**Prompt:** Reproduce the listing exactly and skip over any pictures.

## start Supplied records

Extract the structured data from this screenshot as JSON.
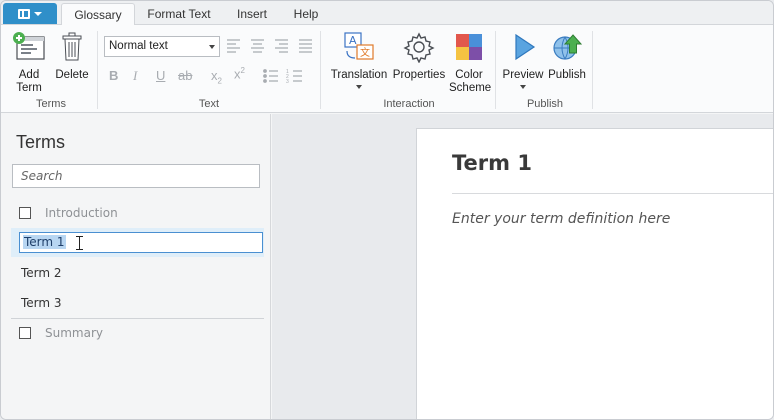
{
  "tabs": [
    "Glossary",
    "Format Text",
    "Insert",
    "Help"
  ],
  "ribbon": {
    "terms_group": {
      "label": "Terms",
      "add_term": "Add Term",
      "add_term_l1": "Add",
      "add_term_l2": "Term",
      "delete": "Delete"
    },
    "text_group": {
      "label": "Text",
      "style_value": "Normal text"
    },
    "interaction_group": {
      "label": "Interaction",
      "translation": "Translation",
      "properties": "Properties",
      "color_l1": "Color",
      "color_l2": "Scheme"
    },
    "publish_group": {
      "label": "Publish",
      "preview": "Preview",
      "publish": "Publish"
    }
  },
  "terms_panel": {
    "title": "Terms",
    "search_placeholder": "Search",
    "items": [
      {
        "label": "Introduction",
        "type": "intro"
      },
      {
        "label": "Term 1",
        "type": "term",
        "editing": true
      },
      {
        "label": "Term 2",
        "type": "term"
      },
      {
        "label": "Term 3",
        "type": "term"
      },
      {
        "label": "Summary",
        "type": "summary"
      }
    ]
  },
  "editor": {
    "term_title": "Term 1",
    "definition_placeholder": "Enter your term definition here"
  }
}
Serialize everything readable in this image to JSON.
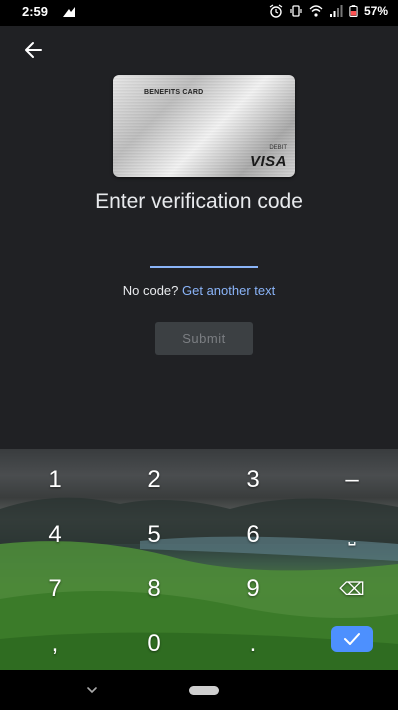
{
  "status_bar": {
    "time": "2:59",
    "battery_percent": "57%"
  },
  "card": {
    "title": "BENEFITS CARD",
    "debit_label": "DEBIT",
    "brand": "VISA"
  },
  "heading": "Enter verification code",
  "code_input": {
    "value": "",
    "placeholder": ""
  },
  "resend": {
    "prompt": "No code?",
    "link": "Get another text"
  },
  "submit_label": "Submit",
  "keyboard": {
    "keys": {
      "k1": "1",
      "k2": "2",
      "k3": "3",
      "minus": "–",
      "k4": "4",
      "k5": "5",
      "k6": "6",
      "space": "⎵",
      "k7": "7",
      "k8": "8",
      "k9": "9",
      "backspace": "⌫",
      "comma": ",",
      "k0": "0",
      "period": "."
    },
    "done_icon": "checkmark-icon"
  },
  "colors": {
    "accent": "#8ab4f8",
    "background": "#202124",
    "done_key": "#4d90fe"
  }
}
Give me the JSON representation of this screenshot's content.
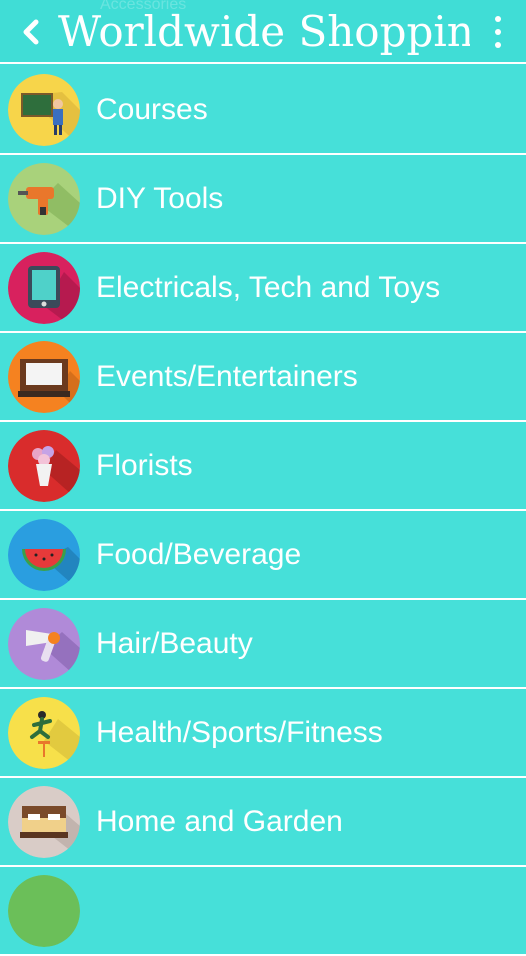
{
  "header": {
    "title": "Worldwide Shoppin",
    "ghost_text": "Accessories",
    "back_icon": "chevron-left-icon",
    "menu_icon": "more-vert-icon"
  },
  "categories": [
    {
      "label": "Courses",
      "icon": "teacher-board-icon",
      "color": "#f7d54a"
    },
    {
      "label": "DIY Tools",
      "icon": "drill-icon",
      "color": "#a9d27b"
    },
    {
      "label": "Electricals, Tech and Toys",
      "icon": "tablet-icon",
      "color": "#d8215e"
    },
    {
      "label": "Events/Entertainers",
      "icon": "stage-icon",
      "color": "#f58220"
    },
    {
      "label": "Florists",
      "icon": "bouquet-icon",
      "color": "#d92c2c"
    },
    {
      "label": "Food/Beverage",
      "icon": "watermelon-icon",
      "color": "#2a9ee0"
    },
    {
      "label": "Hair/Beauty",
      "icon": "hairdryer-icon",
      "color": "#b08ad8"
    },
    {
      "label": "Health/Sports/Fitness",
      "icon": "hurdle-runner-icon",
      "color": "#f7e04a"
    },
    {
      "label": "Home and Garden",
      "icon": "bed-icon",
      "color": "#d9ccc7"
    },
    {
      "label": "",
      "icon": "partial-icon",
      "color": "#6bbf59"
    }
  ]
}
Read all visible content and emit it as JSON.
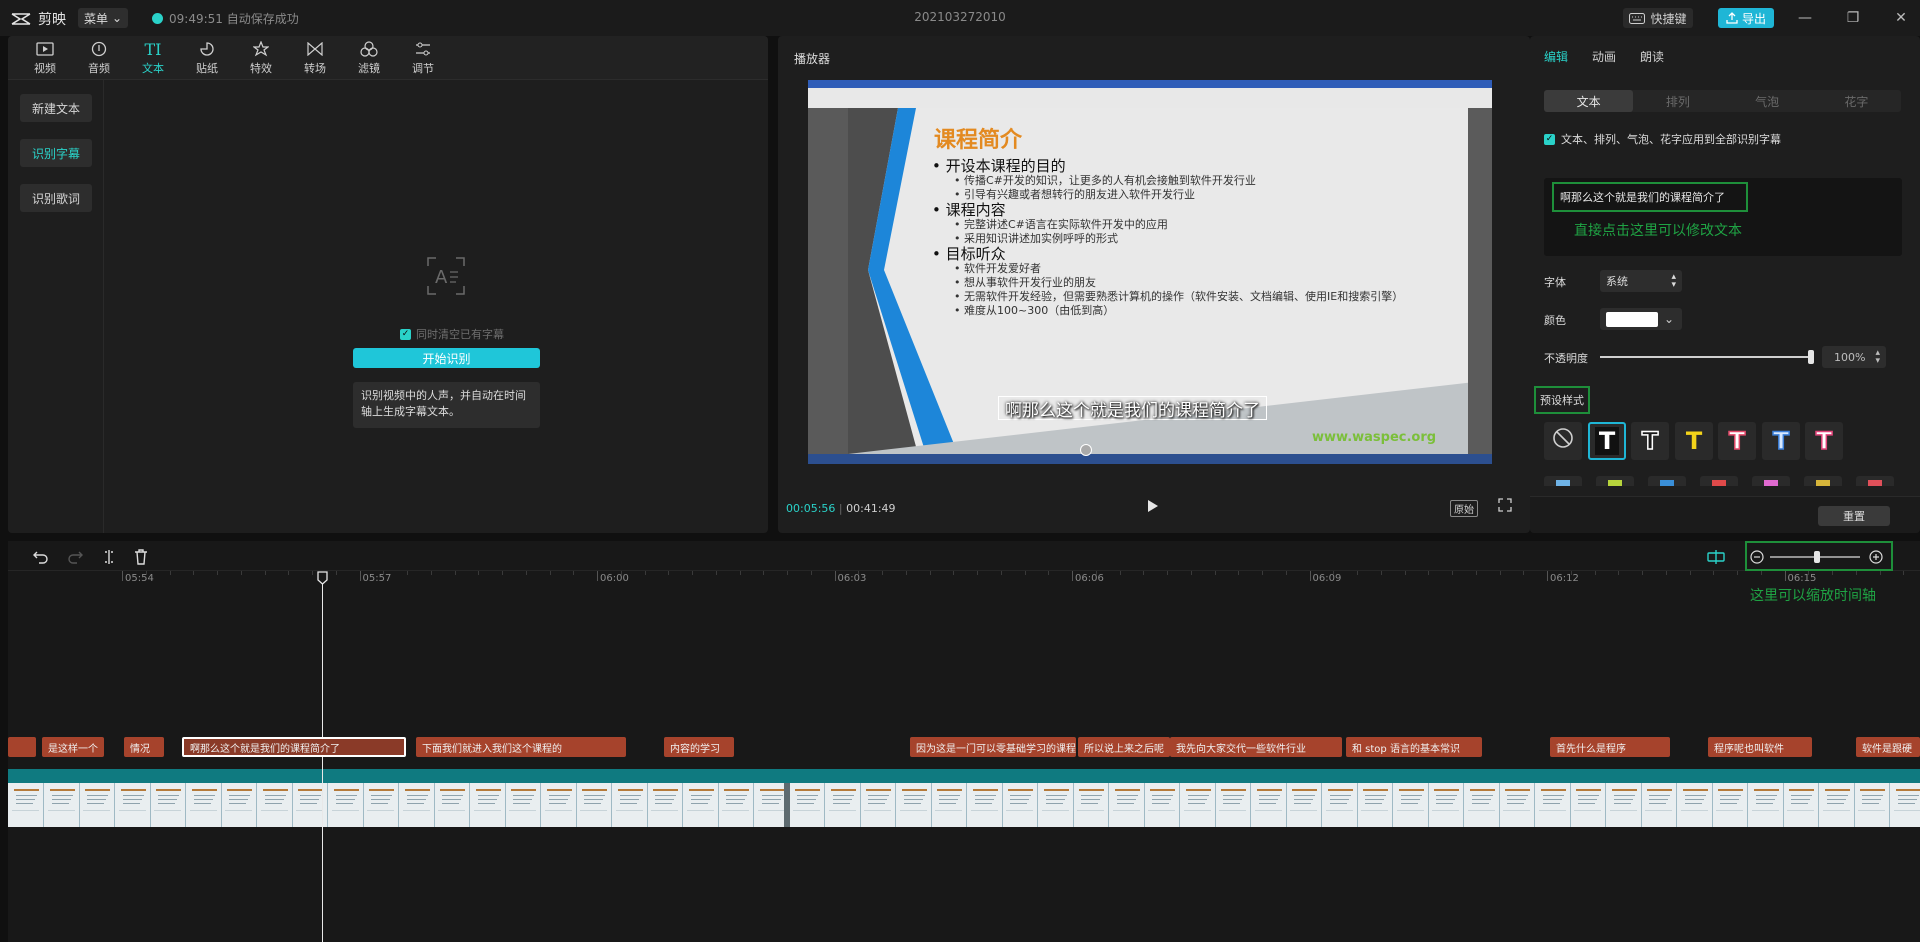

## end Supplied records

**Result of the exercise:**
Extract the structured data from this screenshot as JSON.
{
  "tabs": [
    "Glossary",
    "Format Text",
    "Insert",
    "Help"
  ],
  "ribbon": {
    "terms_group": {
      "label": "Terms",
      "add_term": "Add Term",
      "add_term_l1": "Add",
      "add_term_l2": "Term",
      "delete": "Delete"
    },
    "text_group": {
      "label": "Text",
      "style_value": "Normal text"
    },
    "interaction_group": {
      "label": "Interaction",
      "translation": "Translation",
      "properties": "Properties",
      "color_l1": "Color",
      "color_l2": "Scheme"
    },
    "publish_group": {
      "label": "Publish",
      "preview": "Preview",
      "publish": "Publish"
    }
  },
  "terms_panel": {
    "title": "Terms",
    "search_placeholder": "Search",
    "items": [
      {
        "label": "Introduction",
        "type": "intro"
      },
      {
        "label": "Term 1",
        "type": "term",
        "editing": true
      },
      {
        "label": "Term 2",
        "type": "term"
      },
      {
        "label": "Term 3",
        "type": "term"
      },
      {
        "label": "Summary",
        "type": "summary"
      }
    ]
  },
  "editor": {
    "term_title": "Term 1",
    "definition_placeholder": "Enter your term definition here"
  }
}
Serialize everything readable in this image to JSON.
{
  "status_bar": {
    "time": "2:59",
    "battery_percent": "57%"
  },
  "card": {
    "title": "BENEFITS CARD",
    "debit_label": "DEBIT",
    "brand": "VISA"
  },
  "heading": "Enter verification code",
  "code_input": {
    "value": "",
    "placeholder": ""
  },
  "resend": {
    "prompt": "No code?",
    "link": "Get another text"
  },
  "submit_label": "Submit",
  "keyboard": {
    "keys": {
      "k1": "1",
      "k2": "2",
      "k3": "3",
      "minus": "–",
      "k4": "4",
      "k5": "5",
      "k6": "6",
      "space": "⎵",
      "k7": "7",
      "k8": "8",
      "k9": "9",
      "backspace": "⌫",
      "comma": ",",
      "k0": "0",
      "period": "."
    },
    "done_icon": "checkmark-icon"
  },
  "colors": {
    "accent": "#8ab4f8",
    "background": "#202124",
    "done_key": "#4d90fe"
  }
}
Give me the JSON representation of this screenshot's content.
{
  "header": {
    "title": "Worldwide Shoppin",
    "ghost_text": "Accessories",
    "back_icon": "chevron-left-icon",
    "menu_icon": "more-vert-icon"
  },
  "categories": [
    {
      "label": "Courses",
      "icon": "teacher-board-icon",
      "color": "#f7d54a"
    },
    {
      "label": "DIY Tools",
      "icon": "drill-icon",
      "color": "#a9d27b"
    },
    {
      "label": "Electricals, Tech and Toys",
      "icon": "tablet-icon",
      "color": "#d8215e"
    },
    {
      "label": "Events/Entertainers",
      "icon": "stage-icon",
      "color": "#f58220"
    },
    {
      "label": "Florists",
      "icon": "bouquet-icon",
      "color": "#d92c2c"
    },
    {
      "label": "Food/Beverage",
      "icon": "watermelon-icon",
      "color": "#2a9ee0"
    },
    {
      "label": "Hair/Beauty",
      "icon": "hairdryer-icon",
      "color": "#b08ad8"
    },
    {
      "label": "Health/Sports/Fitness",
      "icon": "hurdle-runner-icon",
      "color": "#f7e04a"
    },
    {
      "label": "Home and Garden",
      "icon": "bed-icon",
      "color": "#d9ccc7"
    },
    {
      "label": "",
      "icon": "partial-icon",
      "color": "#6bbf59"
    }
  ]
}
Read all visible content and emit it as JSON.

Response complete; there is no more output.